* EXERCISE PASSAGE
◆ ◆ ◆ ◆ ◆ ◆ ◆
US Defense Secretary Mark Esper outlined the plan in an interview with Reuters, saying that he wanted the military to keep providing broader data about infections in the armed forces, which rose by 30 percent to 227 cases on Wednesday.
But Esper, a former Army secretary, said he wanted some of the more mission-specific information to be withheld to prevent compromising operational security.
“What we want to do is give you aggregated numbers. But we’re not going to disaggregate numbers because it could reveal information about where we may be affected at a higher rate than maybe some other places,” Esper said, without disclosing precisely what information would be withheld or when the plan would be implemented.
Such a decision could upend expectations about the kind of disclosure about coronavirus fallout the public can expect from the military, which has a small number of infections relative to an overall forces of well over 1 million active duty troops.
Beyond daily updates on infections across the armed forces, the US military has been telling the public for weeks about the locations of individual cases, from on a warship to inside the Pentagon, and at overseas commands throughout the world.
Esper noted that it was one thing to disclose the case of the first US soldier infected with coronavirus, which US forces in South Korea did last month. But he wanted to guard against creating the expectation of regular updates everywhere.
“I’m not going to get into a habit where we start providing numbers across all the commands and we come to a point six, seven weeks from now where we have some concerns in some locations and reveal information that could put people at risk,” he said.
Esper said operational security was particularly important in places overseas where the United States is combating adversaries, noting the fight against al-Shabaab in East Africa as well as Islamic State militants in Syria or Afghanistan.
Still, he did not expect those missions to be disrupted by the coronavirus, saying “we have more than enough capability.”
“The rate of infection and its impact is not hitting us at the levels that we have any concerns about right now,” he said.
US INFECTIONS OUTSTRIP ONES OVERSEAS
But Esper’s remarks appear to underscore US military concerns about the potential trajectory of the virus over the coming months — both at home and abroad.
There has been a sharp increase in coronavirus cases among troops inside the United States, which officials tell Reuters have overtaken the number of cases among forces overseas in key branches of military.
The Air Force told Reuters that the United States was home to about 85 percent of its confirmed coronavirus cases among its personnel as of Wednesday. The Navy said roughly 90 percent of its cases were in the United States.
The Army declined to say how many of its personnel who tested positive were at home or overseas.
Esper did not confirm whether the number of cases was higher in the United States or abroad but noted that commanders overseas have greater ability to impose restrictions on troops and their families.
“You have far, far, far greater control of your servicemembers when you’re deployed abroad, even when you’re stationed abroad, than you do back in the United States,” he said.
Reuters has reported that thousands of US military personnel are in quarantine or in self-isolation in Europe and the Middle East due to either exposure to someone infected or recent travel to high-risk locations.
But the precise number worldwide has not been disclosed and some commands have declined to offer figures, including the US military’s Southern Command.
A spokesman at the US Africa Command, Air Force Colonel Christopher Karns, said his command would publicly report confirmed cases of infection but was not looking “to advertise” the number of people under quarantine.
“If advertised, numbers can be used by adversaries to their advantage,” Karns said in a statement.
◆ ◆ ◆ ◆ ◆ ◆ ◆
* ACTIVITY
Extract the portion of the article on the Pentagon's coronavirus disclosures from "But Esper, a" up to and including "compromising operational security.", keeping every word unchanged. The entries have no connection to the article about the Pentagon limiting coronavirus case disclosures.
◆ ◆ ◆ ◆ ◆ ◆ ◆
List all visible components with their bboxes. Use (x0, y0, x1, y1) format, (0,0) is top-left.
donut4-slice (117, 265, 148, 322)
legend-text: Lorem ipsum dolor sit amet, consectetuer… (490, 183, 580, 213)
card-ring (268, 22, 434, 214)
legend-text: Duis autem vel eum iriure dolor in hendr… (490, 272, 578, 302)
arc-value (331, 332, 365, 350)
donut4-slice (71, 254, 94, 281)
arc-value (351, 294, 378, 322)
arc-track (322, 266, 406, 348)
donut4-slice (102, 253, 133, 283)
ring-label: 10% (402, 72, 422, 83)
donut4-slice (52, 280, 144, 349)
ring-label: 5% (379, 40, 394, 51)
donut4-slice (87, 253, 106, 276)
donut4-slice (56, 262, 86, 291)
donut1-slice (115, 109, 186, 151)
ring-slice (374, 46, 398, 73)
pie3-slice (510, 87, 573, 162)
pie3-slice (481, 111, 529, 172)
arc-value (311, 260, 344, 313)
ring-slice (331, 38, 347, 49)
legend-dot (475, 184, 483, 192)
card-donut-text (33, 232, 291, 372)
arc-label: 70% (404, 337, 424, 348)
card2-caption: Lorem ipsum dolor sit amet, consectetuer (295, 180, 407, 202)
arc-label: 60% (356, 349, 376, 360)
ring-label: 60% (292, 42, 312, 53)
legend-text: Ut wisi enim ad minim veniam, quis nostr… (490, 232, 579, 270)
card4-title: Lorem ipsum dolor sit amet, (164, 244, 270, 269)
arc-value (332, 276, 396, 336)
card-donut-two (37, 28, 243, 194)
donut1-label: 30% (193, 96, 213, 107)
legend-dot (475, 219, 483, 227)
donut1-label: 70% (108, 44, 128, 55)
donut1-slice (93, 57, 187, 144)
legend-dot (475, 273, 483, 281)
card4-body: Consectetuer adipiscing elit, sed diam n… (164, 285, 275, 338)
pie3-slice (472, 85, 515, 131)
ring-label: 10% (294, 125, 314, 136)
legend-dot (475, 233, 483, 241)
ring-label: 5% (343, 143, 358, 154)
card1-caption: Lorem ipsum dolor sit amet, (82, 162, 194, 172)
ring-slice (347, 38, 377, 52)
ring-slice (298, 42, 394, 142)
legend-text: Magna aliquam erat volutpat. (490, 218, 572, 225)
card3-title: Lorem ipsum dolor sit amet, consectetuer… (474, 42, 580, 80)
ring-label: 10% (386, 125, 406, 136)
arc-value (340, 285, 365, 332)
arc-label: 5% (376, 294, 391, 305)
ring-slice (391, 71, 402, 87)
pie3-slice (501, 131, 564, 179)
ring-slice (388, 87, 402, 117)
◆ ◆ ◆ ◆ ◆ ◆ ◆
* SOLVED EXERCISE
But Esper, a former Army secretary, said he wanted some of the more mission-specific information to be withheld to prevent compromising operational security.